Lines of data
◇ ◇ ◇ ◇ ◇ ◇ ◇

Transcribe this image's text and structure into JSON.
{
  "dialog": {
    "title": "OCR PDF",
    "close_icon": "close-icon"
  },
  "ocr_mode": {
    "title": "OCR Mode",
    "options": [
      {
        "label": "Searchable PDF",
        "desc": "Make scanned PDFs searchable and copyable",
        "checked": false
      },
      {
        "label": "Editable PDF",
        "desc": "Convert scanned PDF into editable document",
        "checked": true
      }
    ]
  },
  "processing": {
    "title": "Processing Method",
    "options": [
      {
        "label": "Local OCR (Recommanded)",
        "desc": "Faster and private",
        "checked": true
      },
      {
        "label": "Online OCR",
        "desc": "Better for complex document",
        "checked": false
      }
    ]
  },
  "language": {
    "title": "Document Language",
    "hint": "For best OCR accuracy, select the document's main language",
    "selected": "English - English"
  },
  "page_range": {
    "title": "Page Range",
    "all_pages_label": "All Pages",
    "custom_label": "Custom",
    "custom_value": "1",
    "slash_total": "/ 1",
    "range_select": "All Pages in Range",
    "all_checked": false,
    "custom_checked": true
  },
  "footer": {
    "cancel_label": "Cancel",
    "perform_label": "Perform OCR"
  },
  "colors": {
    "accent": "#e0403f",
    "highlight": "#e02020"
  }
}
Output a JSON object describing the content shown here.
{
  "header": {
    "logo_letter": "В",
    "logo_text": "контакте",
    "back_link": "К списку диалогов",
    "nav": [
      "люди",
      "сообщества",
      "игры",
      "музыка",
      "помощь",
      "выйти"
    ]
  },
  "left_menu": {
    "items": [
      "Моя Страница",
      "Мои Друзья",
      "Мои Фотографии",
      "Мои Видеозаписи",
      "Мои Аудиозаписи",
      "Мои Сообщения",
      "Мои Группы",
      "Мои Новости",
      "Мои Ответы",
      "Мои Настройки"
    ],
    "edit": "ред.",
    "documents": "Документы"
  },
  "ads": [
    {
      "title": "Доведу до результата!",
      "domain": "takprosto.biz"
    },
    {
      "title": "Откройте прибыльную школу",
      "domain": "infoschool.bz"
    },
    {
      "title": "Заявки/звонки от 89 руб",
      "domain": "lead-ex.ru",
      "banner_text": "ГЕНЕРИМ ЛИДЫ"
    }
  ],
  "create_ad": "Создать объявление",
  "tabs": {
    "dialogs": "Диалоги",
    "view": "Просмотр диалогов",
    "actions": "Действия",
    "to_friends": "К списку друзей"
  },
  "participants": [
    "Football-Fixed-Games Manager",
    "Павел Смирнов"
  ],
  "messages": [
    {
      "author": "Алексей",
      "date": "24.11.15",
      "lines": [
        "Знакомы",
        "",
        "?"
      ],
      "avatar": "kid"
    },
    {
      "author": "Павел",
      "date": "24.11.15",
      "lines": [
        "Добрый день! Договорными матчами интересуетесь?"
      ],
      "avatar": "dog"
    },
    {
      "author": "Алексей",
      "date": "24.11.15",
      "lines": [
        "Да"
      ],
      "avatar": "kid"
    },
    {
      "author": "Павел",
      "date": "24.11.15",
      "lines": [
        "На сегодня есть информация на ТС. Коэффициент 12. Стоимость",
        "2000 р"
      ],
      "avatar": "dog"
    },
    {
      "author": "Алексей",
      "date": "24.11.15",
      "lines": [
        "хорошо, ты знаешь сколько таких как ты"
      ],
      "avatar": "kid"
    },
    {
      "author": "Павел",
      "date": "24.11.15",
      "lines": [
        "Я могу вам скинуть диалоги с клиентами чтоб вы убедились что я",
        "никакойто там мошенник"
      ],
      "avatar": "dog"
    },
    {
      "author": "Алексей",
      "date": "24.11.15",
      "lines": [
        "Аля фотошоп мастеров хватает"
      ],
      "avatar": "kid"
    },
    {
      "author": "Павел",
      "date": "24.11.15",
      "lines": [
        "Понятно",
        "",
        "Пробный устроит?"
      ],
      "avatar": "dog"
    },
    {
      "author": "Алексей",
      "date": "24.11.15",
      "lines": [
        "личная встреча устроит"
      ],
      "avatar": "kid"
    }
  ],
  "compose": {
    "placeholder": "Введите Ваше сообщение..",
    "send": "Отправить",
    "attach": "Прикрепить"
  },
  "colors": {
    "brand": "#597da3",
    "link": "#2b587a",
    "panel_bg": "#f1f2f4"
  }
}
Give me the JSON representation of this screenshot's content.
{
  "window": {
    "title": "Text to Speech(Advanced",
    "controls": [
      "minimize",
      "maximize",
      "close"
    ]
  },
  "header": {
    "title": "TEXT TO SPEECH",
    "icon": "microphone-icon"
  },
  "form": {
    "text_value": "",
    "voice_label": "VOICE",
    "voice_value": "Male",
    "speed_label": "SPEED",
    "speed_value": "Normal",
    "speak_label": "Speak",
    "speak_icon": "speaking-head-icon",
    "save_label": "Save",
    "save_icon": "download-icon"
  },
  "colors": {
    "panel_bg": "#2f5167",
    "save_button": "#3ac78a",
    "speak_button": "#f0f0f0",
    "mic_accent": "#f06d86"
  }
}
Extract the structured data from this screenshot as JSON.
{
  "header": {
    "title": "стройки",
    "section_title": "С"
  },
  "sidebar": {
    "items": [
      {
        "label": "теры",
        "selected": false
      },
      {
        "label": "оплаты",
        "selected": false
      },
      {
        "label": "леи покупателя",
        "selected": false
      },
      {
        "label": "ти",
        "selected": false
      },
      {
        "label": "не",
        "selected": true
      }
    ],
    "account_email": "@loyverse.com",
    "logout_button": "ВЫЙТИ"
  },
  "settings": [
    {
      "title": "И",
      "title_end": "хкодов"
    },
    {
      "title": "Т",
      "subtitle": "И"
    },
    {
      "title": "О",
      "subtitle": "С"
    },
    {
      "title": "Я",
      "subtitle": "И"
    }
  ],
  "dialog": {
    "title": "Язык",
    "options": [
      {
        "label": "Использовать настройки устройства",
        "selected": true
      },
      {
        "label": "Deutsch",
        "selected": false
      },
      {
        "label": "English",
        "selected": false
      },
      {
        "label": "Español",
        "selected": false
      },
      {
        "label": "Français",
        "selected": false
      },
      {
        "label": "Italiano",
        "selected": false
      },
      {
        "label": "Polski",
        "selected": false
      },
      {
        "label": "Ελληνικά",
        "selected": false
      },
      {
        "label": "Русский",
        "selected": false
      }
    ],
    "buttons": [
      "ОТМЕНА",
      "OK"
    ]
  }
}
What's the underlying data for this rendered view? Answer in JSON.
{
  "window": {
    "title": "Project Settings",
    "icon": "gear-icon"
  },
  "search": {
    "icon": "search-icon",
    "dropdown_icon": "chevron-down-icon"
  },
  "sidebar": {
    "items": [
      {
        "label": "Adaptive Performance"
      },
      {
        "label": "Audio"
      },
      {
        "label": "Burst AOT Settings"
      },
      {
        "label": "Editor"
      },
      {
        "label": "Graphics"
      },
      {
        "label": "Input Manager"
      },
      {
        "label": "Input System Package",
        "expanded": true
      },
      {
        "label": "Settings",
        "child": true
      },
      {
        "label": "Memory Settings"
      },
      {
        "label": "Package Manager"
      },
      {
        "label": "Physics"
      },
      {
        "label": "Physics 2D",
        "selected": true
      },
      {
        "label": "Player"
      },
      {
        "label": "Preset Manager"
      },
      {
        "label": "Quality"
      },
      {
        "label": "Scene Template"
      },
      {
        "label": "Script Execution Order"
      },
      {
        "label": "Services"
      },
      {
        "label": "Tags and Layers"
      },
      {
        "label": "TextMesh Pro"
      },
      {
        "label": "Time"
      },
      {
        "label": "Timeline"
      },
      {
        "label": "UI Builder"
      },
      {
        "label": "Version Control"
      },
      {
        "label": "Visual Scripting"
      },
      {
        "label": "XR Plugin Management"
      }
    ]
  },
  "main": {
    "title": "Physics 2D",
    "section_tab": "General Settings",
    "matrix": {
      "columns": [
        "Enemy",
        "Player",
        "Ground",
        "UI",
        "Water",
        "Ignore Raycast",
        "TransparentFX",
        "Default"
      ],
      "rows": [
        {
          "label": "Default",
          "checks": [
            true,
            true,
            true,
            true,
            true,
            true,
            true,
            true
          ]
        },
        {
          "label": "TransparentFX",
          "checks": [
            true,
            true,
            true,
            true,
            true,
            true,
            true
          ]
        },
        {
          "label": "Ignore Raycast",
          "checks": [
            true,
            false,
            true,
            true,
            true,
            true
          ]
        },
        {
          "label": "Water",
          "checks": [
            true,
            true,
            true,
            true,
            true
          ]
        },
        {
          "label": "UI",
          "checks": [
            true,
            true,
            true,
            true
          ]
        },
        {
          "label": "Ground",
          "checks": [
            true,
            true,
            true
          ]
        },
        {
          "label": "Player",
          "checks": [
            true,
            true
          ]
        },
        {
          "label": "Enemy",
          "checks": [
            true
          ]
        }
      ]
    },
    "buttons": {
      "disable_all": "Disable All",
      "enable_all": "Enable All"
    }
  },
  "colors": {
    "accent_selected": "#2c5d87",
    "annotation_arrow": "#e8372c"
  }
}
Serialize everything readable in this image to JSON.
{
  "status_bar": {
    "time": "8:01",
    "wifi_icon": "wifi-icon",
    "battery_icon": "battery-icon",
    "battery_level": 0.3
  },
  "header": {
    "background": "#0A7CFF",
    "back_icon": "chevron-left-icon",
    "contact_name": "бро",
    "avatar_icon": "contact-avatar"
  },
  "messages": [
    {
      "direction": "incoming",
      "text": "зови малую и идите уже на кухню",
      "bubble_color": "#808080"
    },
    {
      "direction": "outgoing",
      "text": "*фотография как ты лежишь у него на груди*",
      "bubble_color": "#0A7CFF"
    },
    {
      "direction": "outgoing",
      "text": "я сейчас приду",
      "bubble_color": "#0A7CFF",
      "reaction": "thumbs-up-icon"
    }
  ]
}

◇ ◇ ◇ ◇ ◇ ◇ ◇

## Your objective
In the records above, locate every line with the string "Ignore" and copy it.

## Final answer
        "Ignore Raycast",
          "label": "Ignore Raycast",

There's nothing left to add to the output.